All entries are to be quoted exactly; the images stay out of the copy.

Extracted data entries
%%

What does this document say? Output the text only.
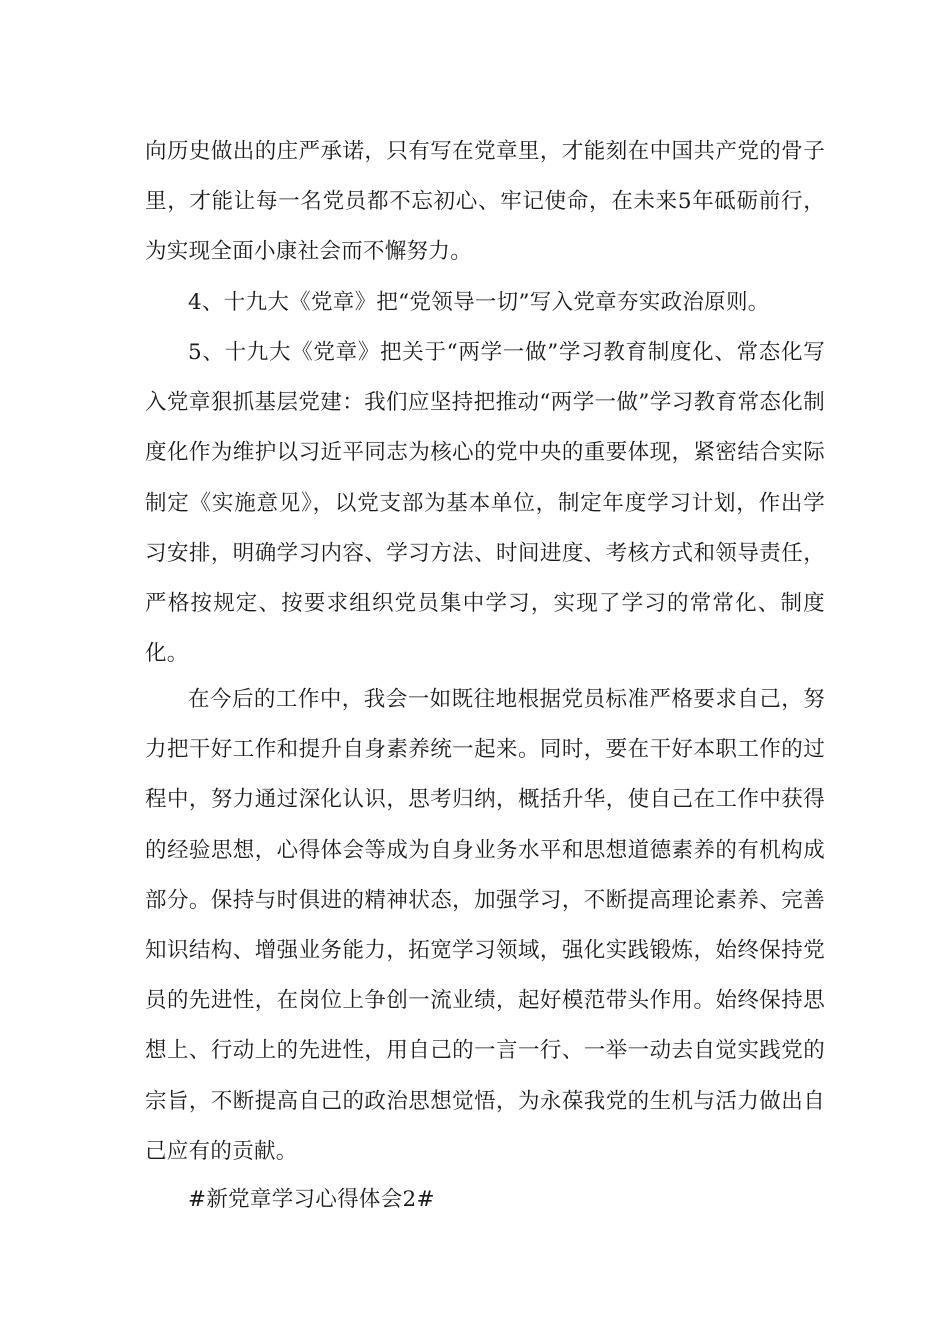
向历史做出的庄严承诺，只有写在党章里，才能刻在中国共产党的骨子里，才能让每一名党员都不忘初心、牢记使命，在未来5年砥砺前行，为实现全面小康社会而不懈努力。

4、十九大《党章》把“党领导一切”写入党章夯实政治原则。

5、十九大《党章》把关于“两学一做”学习教育制度化、常态化写入党章狠抓基层党建：我们应坚持把推动“两学一做”学习教育常态化制度化作为维护以习近平同志为核心的党中央的重要体现，紧密结合实际制定《实施意见》，以党支部为基本单位，制定年度学习计划，作出学习安排，明确学习内容、学习方法、时间进度、考核方式和领导责任，严格按规定、按要求组织党员集中学习，实现了学习的常常化、制度化。

在今后的工作中，我会一如既往地根据党员标准严格要求自己，努力把干好工作和提升自身素养统一起来。同时，要在干好本职工作的过程中，努力通过深化认识，思考归纳，概括升华，使自己在工作中获得的经验思想，心得体会等成为自身业务水平和思想道德素养的有机构成部分。保持与时俱进的精神状态，加强学习，不断提高理论素养、完善知识结构、增强业务能力，拓宽学习领域，强化实践锻炼，始终保持党员的先进性，在岗位上争创一流业绩，起好模范带头作用。始终保持思想上、行动上的先进性，用自己的一言一行、一举一动去自觉实践党的宗旨，不断提高自己的政治思想觉悟，为永葆我党的生机与活力做出自己应有的贡献。

#新党章学习心得体会2#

%%

RESULT BELOW >>
What does this document say? Output the text only.
向历史做出的庄严承诺，只有写在党章里，才能刻在中国共产党的骨子里，才能让每一名党员都不忘初心、牢记使命，在未来5年砥砺前行，为实现全面小康社会而不懈努力。

4、十九大《党章》把“党领导一切”写入党章夯实政治原则。

5、十九大《党章》把关于“两学一做”学习教育制度化、常态化写入党章狠抓基层党建：我们应坚持把推动“两学一做”学习教育常态化制度化作为维护以习近平同志为核心的党中央的重要体现，紧密结合实际制定《实施意见》，以党支部为基本单位，制定年度学习计划，作出学习安排，明确学习内容、学习方法、时间进度、考核方式和领导责任，严格按规定、按要求组织党员集中学习，实现了学习的常常化、制度化。

在今后的工作中，我会一如既往地根据党员标准严格要求自己，努力把干好工作和提升自身素养统一起来。同时，要在干好本职工作的过程中，努力通过深化认识，思考归纳，概括升华，使自己在工作中获得的经验思想，心得体会等成为自身业务水平和思想道德素养的有机构成部分。保持与时俱进的精神状态，加强学习，不断提高理论素养、完善知识结构、增强业务能力，拓宽学习领域，强化实践锻炼，始终保持党员的先进性，在岗位上争创一流业绩，起好模范带头作用。始终保持思想上、行动上的先进性，用自己的一言一行、一举一动去自觉实践党的宗旨，不断提高自己的政治思想觉悟，为永葆我党的生机与活力做出自己应有的贡献。

#新党章学习心得体会2#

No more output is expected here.